** Description of the task **
Reproduce only the lines from the one containing "54, 511, 67]" up to and including the one containing "40, 300, 46]", with "park-star" changed to "park-marker" and everything else left as it is.

** Data supplied **

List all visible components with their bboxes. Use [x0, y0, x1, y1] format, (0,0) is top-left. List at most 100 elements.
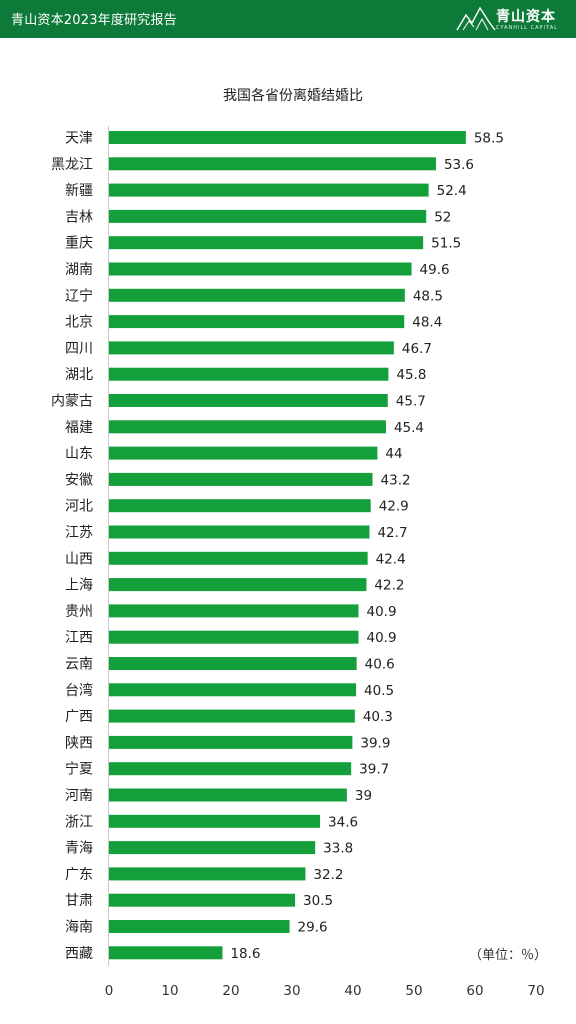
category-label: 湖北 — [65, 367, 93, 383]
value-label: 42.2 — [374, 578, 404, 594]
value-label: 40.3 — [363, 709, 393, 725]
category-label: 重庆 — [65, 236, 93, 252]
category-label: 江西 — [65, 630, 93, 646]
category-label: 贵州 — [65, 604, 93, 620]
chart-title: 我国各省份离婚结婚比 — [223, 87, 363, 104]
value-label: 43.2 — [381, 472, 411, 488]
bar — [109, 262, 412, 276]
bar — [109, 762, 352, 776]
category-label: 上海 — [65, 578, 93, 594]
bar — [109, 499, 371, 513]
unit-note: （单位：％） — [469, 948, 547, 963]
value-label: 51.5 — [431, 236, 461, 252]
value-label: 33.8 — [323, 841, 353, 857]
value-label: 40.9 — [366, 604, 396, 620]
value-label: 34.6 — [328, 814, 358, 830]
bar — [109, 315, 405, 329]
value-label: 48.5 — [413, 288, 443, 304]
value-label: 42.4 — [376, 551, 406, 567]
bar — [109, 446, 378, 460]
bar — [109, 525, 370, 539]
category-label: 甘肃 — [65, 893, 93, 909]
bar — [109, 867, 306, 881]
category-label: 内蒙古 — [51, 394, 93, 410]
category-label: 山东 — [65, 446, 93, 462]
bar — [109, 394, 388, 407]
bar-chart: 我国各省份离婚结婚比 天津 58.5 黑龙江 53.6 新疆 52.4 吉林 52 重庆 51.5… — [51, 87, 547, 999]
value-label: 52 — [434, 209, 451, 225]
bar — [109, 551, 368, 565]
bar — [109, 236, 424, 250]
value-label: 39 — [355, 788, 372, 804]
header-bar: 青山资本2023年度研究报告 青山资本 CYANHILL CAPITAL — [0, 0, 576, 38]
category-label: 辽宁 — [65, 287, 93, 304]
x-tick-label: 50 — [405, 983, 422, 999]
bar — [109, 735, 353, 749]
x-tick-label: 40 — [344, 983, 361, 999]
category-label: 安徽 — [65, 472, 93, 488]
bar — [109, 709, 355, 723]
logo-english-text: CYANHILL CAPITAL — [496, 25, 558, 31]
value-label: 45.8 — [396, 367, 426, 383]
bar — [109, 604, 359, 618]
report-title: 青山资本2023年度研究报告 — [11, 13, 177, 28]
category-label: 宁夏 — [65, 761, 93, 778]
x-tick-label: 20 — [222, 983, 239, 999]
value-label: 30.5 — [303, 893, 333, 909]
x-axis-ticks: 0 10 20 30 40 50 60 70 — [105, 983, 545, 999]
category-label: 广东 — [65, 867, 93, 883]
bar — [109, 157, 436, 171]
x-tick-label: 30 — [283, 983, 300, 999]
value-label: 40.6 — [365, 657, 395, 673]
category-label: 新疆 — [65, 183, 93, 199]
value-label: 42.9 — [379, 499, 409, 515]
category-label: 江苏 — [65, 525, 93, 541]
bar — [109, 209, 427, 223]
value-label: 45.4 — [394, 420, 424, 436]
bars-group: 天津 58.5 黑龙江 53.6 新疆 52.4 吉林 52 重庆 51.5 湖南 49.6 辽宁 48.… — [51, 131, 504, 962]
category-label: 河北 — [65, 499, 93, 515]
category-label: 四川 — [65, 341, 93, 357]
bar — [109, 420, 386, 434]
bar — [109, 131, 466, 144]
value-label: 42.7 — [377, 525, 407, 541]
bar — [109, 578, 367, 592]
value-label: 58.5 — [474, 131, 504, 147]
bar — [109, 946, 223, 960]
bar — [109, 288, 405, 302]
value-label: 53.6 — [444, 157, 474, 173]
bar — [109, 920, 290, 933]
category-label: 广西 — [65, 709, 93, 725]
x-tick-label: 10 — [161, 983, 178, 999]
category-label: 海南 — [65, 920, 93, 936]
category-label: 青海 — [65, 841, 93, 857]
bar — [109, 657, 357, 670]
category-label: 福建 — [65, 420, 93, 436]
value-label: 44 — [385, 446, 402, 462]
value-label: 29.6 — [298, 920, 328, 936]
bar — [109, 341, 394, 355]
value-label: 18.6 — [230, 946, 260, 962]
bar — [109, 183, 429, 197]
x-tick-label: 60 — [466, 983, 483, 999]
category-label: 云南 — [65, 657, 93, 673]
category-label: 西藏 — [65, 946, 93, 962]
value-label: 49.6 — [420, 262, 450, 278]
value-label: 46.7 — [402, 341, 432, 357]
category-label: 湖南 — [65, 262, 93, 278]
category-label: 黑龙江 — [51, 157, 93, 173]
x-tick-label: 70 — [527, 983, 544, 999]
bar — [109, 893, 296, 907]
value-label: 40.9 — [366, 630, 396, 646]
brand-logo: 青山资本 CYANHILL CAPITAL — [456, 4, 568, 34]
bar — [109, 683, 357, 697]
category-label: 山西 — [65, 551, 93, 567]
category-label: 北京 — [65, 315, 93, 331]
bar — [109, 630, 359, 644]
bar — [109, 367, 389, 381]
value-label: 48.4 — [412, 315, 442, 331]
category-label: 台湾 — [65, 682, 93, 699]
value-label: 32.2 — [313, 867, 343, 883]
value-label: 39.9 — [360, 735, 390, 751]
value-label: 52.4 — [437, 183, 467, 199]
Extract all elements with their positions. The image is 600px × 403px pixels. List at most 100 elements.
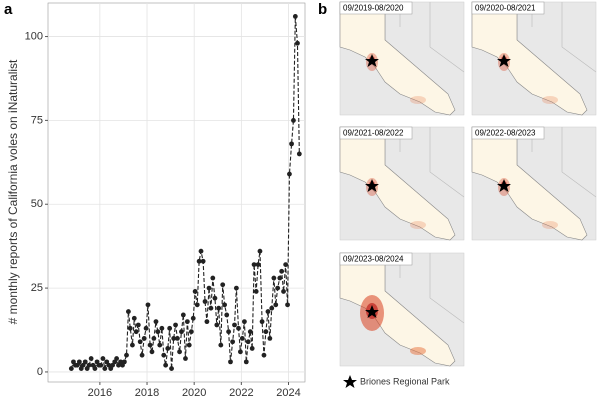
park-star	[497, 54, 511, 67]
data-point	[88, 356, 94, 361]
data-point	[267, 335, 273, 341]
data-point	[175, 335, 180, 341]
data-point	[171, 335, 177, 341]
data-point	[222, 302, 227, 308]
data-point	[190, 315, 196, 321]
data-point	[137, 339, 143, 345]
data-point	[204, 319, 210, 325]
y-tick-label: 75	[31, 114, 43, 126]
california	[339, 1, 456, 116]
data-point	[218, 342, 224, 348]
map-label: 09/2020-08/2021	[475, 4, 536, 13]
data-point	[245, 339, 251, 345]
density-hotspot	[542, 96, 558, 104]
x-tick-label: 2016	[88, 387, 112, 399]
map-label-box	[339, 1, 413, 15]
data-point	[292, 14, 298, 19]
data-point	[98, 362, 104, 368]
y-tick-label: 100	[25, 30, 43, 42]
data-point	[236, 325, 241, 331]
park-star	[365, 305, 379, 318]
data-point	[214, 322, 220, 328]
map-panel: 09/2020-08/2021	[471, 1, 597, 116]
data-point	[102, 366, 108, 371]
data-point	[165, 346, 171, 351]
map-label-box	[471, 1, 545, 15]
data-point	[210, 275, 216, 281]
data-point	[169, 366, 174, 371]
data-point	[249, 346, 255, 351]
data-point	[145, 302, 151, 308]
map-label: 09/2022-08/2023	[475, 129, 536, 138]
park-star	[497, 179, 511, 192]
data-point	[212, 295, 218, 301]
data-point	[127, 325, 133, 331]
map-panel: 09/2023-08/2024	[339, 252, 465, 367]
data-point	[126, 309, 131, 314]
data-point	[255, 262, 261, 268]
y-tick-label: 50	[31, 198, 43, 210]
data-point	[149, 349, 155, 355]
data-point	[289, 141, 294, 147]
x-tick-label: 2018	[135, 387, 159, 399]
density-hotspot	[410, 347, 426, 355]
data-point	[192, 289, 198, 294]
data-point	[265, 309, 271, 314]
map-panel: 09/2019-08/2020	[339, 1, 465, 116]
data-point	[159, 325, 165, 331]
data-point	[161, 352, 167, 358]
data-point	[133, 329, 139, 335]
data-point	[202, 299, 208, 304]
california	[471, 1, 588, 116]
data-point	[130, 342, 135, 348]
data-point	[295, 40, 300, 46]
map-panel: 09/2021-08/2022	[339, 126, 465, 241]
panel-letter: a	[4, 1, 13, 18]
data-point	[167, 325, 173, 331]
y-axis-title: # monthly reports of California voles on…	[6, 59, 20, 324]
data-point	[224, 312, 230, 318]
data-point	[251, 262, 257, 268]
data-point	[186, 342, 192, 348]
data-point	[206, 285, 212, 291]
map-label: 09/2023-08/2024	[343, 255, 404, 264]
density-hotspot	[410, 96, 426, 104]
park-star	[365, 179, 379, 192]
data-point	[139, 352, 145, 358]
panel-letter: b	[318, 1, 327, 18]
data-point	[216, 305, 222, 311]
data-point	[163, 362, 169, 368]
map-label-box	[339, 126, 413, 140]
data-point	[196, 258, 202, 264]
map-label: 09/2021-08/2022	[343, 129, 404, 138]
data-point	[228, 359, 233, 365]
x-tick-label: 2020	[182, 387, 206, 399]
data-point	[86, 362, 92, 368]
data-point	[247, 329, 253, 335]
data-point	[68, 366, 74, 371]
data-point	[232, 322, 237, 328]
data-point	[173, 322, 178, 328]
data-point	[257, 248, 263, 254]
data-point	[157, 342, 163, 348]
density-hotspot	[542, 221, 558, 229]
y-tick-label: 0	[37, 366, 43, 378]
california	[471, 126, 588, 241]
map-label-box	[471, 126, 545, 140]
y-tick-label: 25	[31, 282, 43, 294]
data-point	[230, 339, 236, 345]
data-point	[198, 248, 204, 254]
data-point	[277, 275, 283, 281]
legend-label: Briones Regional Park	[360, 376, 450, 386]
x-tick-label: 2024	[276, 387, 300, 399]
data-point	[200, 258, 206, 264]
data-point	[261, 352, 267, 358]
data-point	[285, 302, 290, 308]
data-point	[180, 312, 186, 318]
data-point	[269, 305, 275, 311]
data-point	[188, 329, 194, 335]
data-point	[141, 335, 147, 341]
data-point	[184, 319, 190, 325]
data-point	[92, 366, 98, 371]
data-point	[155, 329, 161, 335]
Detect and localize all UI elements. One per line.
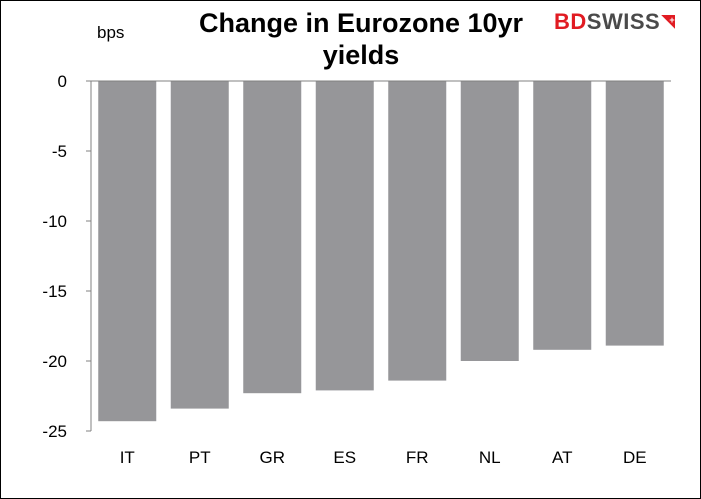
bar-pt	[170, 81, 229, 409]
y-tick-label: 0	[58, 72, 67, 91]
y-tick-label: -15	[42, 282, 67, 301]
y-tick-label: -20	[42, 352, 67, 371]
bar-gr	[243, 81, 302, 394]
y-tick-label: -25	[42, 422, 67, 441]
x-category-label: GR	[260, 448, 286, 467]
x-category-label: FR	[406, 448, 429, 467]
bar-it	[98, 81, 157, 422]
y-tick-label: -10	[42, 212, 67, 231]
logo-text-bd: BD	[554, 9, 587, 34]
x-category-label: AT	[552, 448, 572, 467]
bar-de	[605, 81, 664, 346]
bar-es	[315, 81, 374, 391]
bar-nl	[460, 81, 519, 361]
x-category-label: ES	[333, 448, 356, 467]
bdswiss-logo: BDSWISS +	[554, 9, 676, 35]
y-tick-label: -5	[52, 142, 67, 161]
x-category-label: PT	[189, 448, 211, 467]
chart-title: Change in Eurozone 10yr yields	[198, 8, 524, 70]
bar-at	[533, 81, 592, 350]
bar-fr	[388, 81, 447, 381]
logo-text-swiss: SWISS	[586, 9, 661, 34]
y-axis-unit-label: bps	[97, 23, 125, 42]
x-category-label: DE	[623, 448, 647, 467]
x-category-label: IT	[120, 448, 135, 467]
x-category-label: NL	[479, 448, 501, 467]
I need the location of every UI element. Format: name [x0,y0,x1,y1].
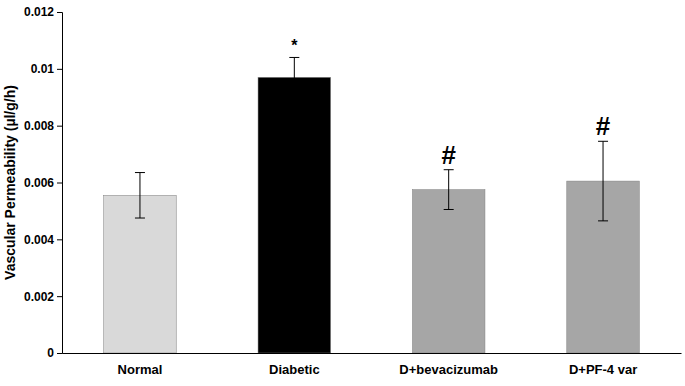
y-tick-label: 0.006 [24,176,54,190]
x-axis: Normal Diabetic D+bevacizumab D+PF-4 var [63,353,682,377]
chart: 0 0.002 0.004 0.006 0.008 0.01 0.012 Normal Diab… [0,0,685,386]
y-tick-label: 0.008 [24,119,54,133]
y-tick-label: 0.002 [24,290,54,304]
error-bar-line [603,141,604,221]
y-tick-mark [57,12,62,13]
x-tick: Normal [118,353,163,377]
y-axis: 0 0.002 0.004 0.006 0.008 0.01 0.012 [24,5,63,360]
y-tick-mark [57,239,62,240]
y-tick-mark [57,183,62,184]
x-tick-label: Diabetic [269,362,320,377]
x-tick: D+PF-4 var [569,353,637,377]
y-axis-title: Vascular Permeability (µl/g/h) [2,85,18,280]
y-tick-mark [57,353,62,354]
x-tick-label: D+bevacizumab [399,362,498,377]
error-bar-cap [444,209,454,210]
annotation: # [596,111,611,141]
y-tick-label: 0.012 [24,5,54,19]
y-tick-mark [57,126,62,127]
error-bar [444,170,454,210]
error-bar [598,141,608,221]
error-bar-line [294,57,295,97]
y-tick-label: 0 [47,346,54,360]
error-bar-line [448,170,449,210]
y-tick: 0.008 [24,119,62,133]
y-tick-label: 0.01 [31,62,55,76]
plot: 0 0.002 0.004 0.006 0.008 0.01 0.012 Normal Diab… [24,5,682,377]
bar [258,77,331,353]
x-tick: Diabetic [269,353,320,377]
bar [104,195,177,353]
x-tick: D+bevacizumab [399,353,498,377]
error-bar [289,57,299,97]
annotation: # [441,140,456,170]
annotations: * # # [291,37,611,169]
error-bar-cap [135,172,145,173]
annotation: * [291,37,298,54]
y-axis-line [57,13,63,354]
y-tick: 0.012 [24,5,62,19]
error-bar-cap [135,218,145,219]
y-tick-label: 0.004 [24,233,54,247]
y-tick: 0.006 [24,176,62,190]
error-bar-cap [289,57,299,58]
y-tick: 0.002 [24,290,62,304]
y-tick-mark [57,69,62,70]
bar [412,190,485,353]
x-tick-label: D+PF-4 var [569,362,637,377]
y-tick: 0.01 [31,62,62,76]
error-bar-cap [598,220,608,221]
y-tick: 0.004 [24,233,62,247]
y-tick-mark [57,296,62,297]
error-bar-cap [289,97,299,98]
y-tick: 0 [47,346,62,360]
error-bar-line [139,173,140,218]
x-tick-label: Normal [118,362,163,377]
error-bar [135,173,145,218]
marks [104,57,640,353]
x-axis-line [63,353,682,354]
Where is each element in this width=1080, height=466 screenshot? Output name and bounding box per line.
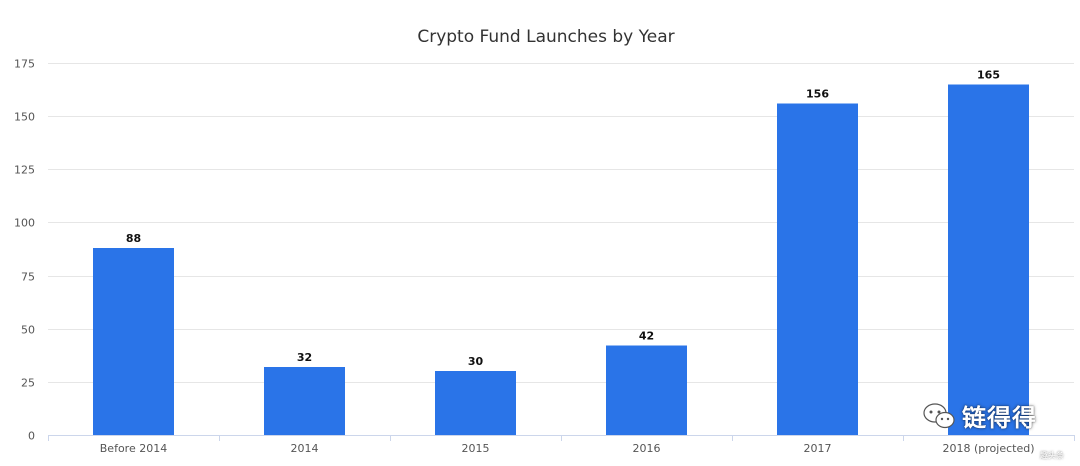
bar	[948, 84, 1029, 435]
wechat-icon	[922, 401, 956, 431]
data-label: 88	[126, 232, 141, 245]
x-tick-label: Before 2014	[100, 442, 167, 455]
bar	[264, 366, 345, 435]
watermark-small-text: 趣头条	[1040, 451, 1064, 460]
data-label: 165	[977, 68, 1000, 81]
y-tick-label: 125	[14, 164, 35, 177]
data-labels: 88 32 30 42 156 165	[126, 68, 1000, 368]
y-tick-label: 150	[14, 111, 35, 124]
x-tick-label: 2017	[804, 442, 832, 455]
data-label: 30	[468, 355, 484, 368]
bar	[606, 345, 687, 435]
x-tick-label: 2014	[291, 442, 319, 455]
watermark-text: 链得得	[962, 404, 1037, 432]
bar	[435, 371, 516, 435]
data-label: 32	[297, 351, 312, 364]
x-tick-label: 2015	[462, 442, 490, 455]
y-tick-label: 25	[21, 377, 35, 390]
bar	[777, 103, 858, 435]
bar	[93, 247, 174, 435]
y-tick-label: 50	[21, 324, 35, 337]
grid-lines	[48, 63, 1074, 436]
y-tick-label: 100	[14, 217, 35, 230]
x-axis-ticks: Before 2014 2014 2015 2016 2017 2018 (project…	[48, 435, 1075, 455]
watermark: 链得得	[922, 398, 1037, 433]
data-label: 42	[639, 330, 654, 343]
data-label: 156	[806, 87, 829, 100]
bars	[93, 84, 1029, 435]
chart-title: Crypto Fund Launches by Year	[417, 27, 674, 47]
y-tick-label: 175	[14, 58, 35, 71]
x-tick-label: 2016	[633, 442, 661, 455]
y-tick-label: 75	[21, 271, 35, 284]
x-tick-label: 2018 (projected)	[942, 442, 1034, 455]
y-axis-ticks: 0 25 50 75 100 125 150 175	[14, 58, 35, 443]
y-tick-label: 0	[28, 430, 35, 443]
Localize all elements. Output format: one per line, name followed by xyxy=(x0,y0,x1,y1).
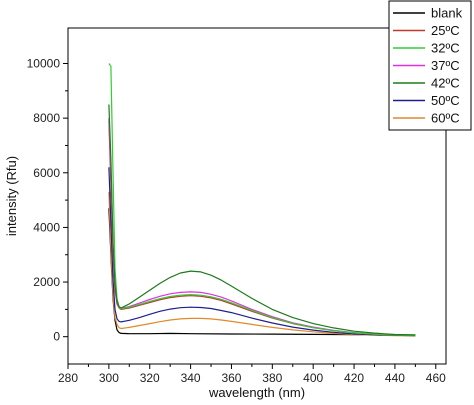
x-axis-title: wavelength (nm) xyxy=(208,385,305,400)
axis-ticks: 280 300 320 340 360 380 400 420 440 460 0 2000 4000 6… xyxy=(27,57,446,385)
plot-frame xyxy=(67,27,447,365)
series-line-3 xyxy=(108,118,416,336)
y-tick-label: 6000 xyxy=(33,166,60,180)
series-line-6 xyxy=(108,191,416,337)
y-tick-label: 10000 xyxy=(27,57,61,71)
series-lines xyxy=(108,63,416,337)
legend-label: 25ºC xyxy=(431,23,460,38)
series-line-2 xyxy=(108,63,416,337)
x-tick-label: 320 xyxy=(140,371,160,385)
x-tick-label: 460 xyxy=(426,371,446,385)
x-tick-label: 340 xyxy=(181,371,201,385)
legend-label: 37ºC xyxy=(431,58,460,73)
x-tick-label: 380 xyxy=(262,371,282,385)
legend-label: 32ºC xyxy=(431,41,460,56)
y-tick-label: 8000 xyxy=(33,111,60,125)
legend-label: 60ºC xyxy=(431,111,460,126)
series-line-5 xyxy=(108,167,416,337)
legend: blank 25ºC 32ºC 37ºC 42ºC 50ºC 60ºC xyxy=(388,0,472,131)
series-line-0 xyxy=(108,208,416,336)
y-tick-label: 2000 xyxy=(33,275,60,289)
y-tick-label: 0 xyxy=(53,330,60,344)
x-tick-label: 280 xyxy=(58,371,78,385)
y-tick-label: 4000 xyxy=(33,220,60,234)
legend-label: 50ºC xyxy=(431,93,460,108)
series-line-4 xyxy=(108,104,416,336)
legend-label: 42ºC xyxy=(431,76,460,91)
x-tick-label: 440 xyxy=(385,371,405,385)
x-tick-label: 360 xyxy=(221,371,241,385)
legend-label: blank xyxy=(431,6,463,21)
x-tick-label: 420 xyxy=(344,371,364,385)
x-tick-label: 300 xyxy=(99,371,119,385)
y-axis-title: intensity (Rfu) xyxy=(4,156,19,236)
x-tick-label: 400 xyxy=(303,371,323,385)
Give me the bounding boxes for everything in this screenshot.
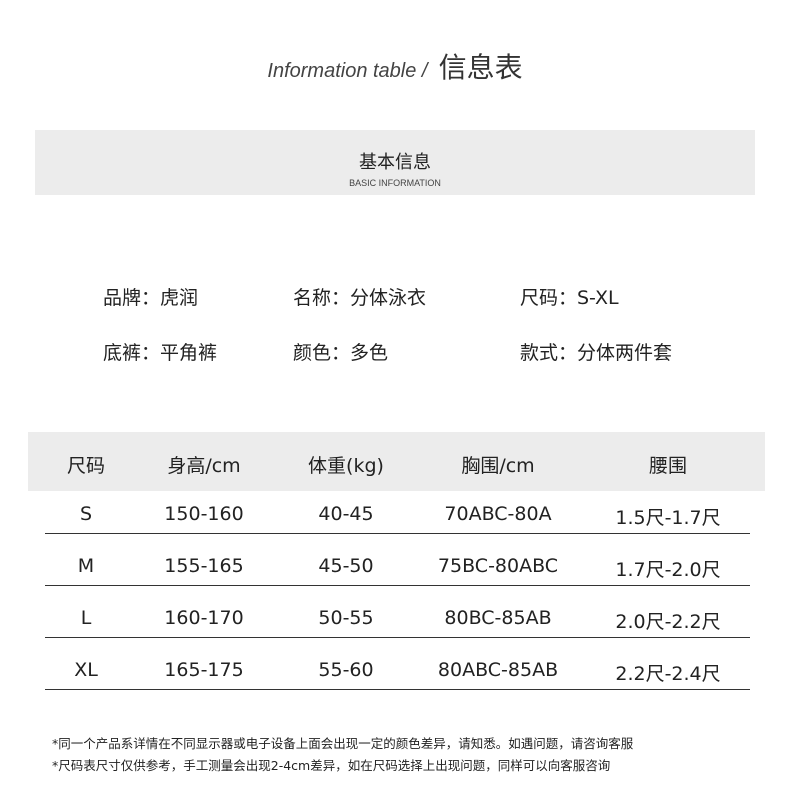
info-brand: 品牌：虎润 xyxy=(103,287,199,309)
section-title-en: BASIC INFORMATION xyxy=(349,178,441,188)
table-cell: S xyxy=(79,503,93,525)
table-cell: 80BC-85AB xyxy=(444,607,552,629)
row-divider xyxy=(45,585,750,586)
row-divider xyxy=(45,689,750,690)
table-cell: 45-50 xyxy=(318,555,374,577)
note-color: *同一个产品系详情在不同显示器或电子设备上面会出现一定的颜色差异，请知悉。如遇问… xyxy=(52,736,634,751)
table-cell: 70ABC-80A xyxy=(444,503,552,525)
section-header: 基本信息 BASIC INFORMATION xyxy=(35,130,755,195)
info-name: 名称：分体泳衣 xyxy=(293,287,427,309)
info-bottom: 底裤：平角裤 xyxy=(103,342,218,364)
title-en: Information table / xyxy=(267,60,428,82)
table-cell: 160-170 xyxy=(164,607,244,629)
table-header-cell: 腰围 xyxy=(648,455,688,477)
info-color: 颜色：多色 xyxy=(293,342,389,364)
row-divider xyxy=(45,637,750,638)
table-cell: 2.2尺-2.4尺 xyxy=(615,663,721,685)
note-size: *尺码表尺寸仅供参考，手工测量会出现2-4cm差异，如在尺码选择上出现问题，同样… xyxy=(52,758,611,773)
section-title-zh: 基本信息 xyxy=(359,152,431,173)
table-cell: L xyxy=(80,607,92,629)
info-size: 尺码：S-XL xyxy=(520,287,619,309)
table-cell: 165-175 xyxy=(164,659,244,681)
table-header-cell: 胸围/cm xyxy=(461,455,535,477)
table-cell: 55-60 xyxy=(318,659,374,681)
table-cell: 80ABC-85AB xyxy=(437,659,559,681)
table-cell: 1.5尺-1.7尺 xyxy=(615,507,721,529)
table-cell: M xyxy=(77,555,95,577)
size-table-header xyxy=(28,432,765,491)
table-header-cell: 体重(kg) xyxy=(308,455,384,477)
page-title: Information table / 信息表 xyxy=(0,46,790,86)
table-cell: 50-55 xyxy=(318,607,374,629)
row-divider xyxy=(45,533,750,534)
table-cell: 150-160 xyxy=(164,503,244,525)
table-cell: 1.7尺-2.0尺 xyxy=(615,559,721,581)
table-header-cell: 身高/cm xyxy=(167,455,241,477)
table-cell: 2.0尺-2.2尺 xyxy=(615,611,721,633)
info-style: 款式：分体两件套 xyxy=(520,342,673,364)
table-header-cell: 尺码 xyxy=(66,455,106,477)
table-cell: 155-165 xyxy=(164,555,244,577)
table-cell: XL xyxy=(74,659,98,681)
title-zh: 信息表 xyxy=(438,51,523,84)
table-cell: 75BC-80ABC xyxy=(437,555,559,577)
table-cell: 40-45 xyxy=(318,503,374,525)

** Written solution **
park-marker	[497, 54, 511, 67]
data-point	[88, 356, 94, 361]
data-point	[267, 335, 273, 341]
data-point	[175, 335, 180, 341]
data-point	[171, 335, 177, 341]
data-point	[222, 302, 227, 308]
data-point	[190, 315, 196, 321]
data-point	[137, 339, 143, 345]
data-point	[204, 319, 210, 325]
y-tick-label: 75	[31, 114, 43, 126]
california	[339, 1, 456, 116]
data-point	[218, 342, 224, 348]
map-label: 09/2020-08/2021	[475, 4, 536, 13]
data-point	[245, 339, 251, 345]
density-hotspot	[542, 96, 558, 104]
x-tick-label: 2016	[88, 387, 112, 399]
map-label-box	[339, 1, 413, 15]
data-point	[292, 14, 298, 19]
data-point	[98, 362, 104, 368]
y-tick-label: 100	[25, 30, 43, 42]
data-point	[236, 325, 241, 331]
park-marker	[365, 305, 379, 318]
data-point	[214, 322, 220, 328]
map-panel: 09/2020-08/2021	[471, 1, 597, 116]
data-point	[102, 366, 108, 371]
data-point	[165, 346, 171, 351]
map-label-box	[471, 1, 545, 15]
data-point	[210, 275, 216, 281]
data-point	[169, 366, 174, 371]
data-point	[249, 346, 255, 351]
data-point	[145, 302, 151, 308]
map-label: 09/2022-08/2023	[475, 129, 536, 138]
park-marker	[497, 179, 511, 192]
data-point	[212, 295, 218, 301]
data-point	[127, 325, 133, 331]
map-panel: 09/2023-08/2024	[339, 252, 465, 367]
data-point	[126, 309, 131, 314]
data-point	[255, 262, 261, 268]
y-tick-label: 50	[31, 198, 43, 210]
data-point	[149, 349, 155, 355]
data-point	[289, 141, 294, 147]
x-tick-label: 2018	[135, 387, 159, 399]
density-hotspot	[410, 347, 426, 355]
data-point	[192, 289, 198, 294]
data-point	[265, 309, 271, 314]
map-panel: 09/2019-08/2020	[339, 1, 465, 116]
data-point	[159, 325, 165, 331]
data-point	[161, 352, 167, 358]
data-point	[133, 329, 139, 335]
data-point	[202, 299, 208, 304]
california	[471, 1, 588, 116]
data-point	[130, 342, 135, 348]
data-point	[295, 40, 300, 46]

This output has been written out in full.